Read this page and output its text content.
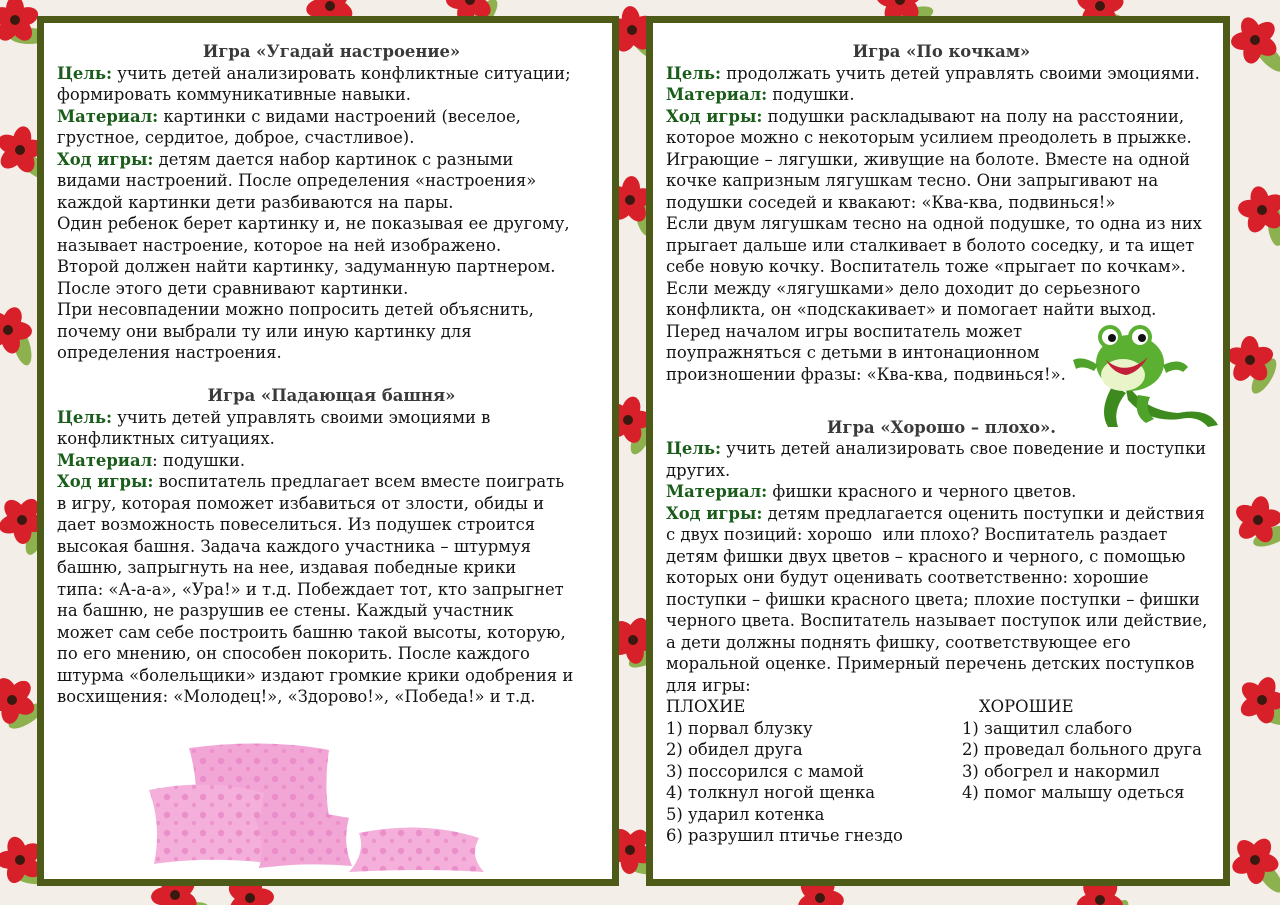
Игра «Угадай настроение»
Цель: учить детей анализировать конфликтные ситуации;
формировать коммуникативные навыки.
Материал: картинки с видами настроений (веселое,
грустное, сердитое, доброе, счастливое).
Ход игры: детям дается набор картинок с разными
видами настроений. После определения «настроения»
каждой картинки дети разбиваются на пары.
Один ребенок берет картинку и, не показывая ее другому,
называет настроение, которое на ней изображено.
Второй должен найти картинку, задуманную партнером.
После этого дети сравнивают картинки.
При несовпадении можно попросить детей объяснить,
почему они выбрали ту или иную картинку для
определения настроения.
Игра «Падающая башня»
Цель: учить детей управлять своими эмоциями в
конфликтных ситуациях.
Материал: подушки.
Ход игры: воспитатель предлагает всем вместе поиграть
в игру, которая поможет избавиться от злости, обиды и
дает возможность повеселиться. Из подушек строится
высокая башня. Задача каждого участника – штурмуя
башню, запрыгнуть на нее, издавая победные крики
типа: «А-а-а», «Ура!» и т.д. Побеждает тот, кто запрыгнет
на башню, не разрушив ее стены. Каждый участник
может сам себе построить башню такой высоты, которую,
по его мнению, он способен покорить. После каждого
штурма «болельщики» издают громкие крики одобрения и
восхищения: «Молодец!», «Здорово!», «Победа!» и т.д.
Игра «По кочкам»
Цель: продолжать учить детей управлять своими эмоциями.
Материал: подушки.
Ход игры: подушки раскладывают на полу на расстоянии,
которое можно с некоторым усилием преодолеть в прыжке.
Играющие – лягушки, живущие на болоте. Вместе на одной
кочке капризным лягушкам тесно. Они запрыгивают на
подушки соседей и квакают: «Ква-ква, подвинься!»
Если двум лягушкам тесно на одной подушке, то одна из них
прыгает дальше или сталкивает в болото соседку, и та ищет
себе новую кочку. Воспитатель тоже «прыгает по кочкам».
Если между «лягушками» дело доходит до серьезного
конфликта, он «подскакивает» и помогает найти выход.
Перед началом игры воспитатель может
поупражняться с детьми в интонационном
произношении фразы: «Ква-ква, подвинься!».
Игра «Хорошо – плохо».
Цель: учить детей анализировать свое поведение и поступки
других.
Материал: фишки красного и черного цветов.
Ход игры: детям предлагается оценить поступки и действия
с двух позиций: хорошо  или плохо? Воспитатель раздает
детям фишки двух цветов – красного и черного, с помощью
которых они будут оценивать соответственно: хорошие
поступки – фишки красного цвета; плохие поступки – фишки
черного цвета. Воспитатель называет поступок или действие,
а дети должны поднять фишку, соответствующее его
моральной оценке. Примерный перечень детских поступков
для игры:
ПЛОХИЕ
1) порвал блузку
2) обидел друга
3) поссорился с мамой
4) толкнул ногой щенка
5) ударил котенка
6) разрушил птичье гнездо
ХОРОШИЕ
1) защитил слабого
2) проведал больного друга
3) обогрел и накормил
4) помог малышу одеться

## Do this
In the entries above, find every line holding the word "Если" and copy it out.

## The output
Если двум лягушкам тесно на одной подушке, то одна из них
Если между «лягушками» дело доходит до серьезного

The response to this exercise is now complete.